> _INSTRUCTION_
Read the data and repeat it in full, exactly.
##############################
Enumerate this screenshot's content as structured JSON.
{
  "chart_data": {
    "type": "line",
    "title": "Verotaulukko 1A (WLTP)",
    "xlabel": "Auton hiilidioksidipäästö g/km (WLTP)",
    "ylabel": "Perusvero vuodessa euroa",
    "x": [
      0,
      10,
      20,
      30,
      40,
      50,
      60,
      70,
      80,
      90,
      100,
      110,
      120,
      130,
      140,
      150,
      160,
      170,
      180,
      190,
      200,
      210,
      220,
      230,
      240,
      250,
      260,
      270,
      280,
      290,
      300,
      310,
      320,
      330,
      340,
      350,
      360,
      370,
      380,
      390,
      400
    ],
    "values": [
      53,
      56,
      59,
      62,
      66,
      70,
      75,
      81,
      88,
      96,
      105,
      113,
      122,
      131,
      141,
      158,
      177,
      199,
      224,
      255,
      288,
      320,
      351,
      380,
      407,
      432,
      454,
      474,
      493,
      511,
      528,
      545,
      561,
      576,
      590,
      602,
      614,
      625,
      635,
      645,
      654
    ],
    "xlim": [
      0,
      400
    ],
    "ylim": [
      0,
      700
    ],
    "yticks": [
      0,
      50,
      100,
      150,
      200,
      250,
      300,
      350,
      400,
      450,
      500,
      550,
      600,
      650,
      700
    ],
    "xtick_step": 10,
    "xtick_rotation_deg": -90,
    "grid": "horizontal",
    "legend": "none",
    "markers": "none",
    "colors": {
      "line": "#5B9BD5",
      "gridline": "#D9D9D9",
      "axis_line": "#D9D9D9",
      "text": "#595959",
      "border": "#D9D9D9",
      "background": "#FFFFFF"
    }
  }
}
##############################
> _THE ANSWER_
Enumerate this screenshot's content as structured JSON.
{
  "chart_data": {
    "type": "line",
    "title": "Verotaulukko 1A (WLTP)",
    "xlabel": "Auton hiilidioksidipäästö g/km (WLTP)",
    "ylabel": "Perusvero vuodessa euroa",
    "x": [
      0,
      10,
      20,
      30,
      40,
      50,
      60,
      70,
      80,
      90,
      100,
      110,
      120,
      130,
      140,
      150,
      160,
      170,
      180,
      190,
      200,
      210,
      220,
      230,
      240,
      250,
      260,
      270,
      280,
      290,
      300,
      310,
      320,
      330,
      340,
      350,
      360,
      370,
      380,
      390,
      400
    ],
    "values": [
      53,
      56,
      59,
      62,
      66,
      70,
      75,
      81,
      88,
      96,
      105,
      113,
      122,
      131,
      141,
      158,
      177,
      199,
      224,
      255,
      288,
      320,
      351,
      380,
      407,
      432,
      454,
      474,
      493,
      511,
      528,
      545,
      561,
      576,
      590,
      602,
      614,
      625,
      635,
      645,
      654
    ],
    "xlim": [
      0,
      400
    ],
    "ylim": [
      0,
      700
    ],
    "yticks": [
      0,
      50,
      100,
      150,
      200,
      250,
      300,
      350,
      400,
      450,
      500,
      550,
      600,
      650,
      700
    ],
    "xtick_step": 10,
    "xtick_rotation_deg": -90,
    "grid": "horizontal",
    "legend": "none",
    "markers": "none",
    "colors": {
      "line": "#5B9BD5",
      "gridline": "#D9D9D9",
      "axis_line": "#D9D9D9",
      "text": "#595959",
      "border": "#D9D9D9",
      "background": "#FFFFFF"
    }
  }
}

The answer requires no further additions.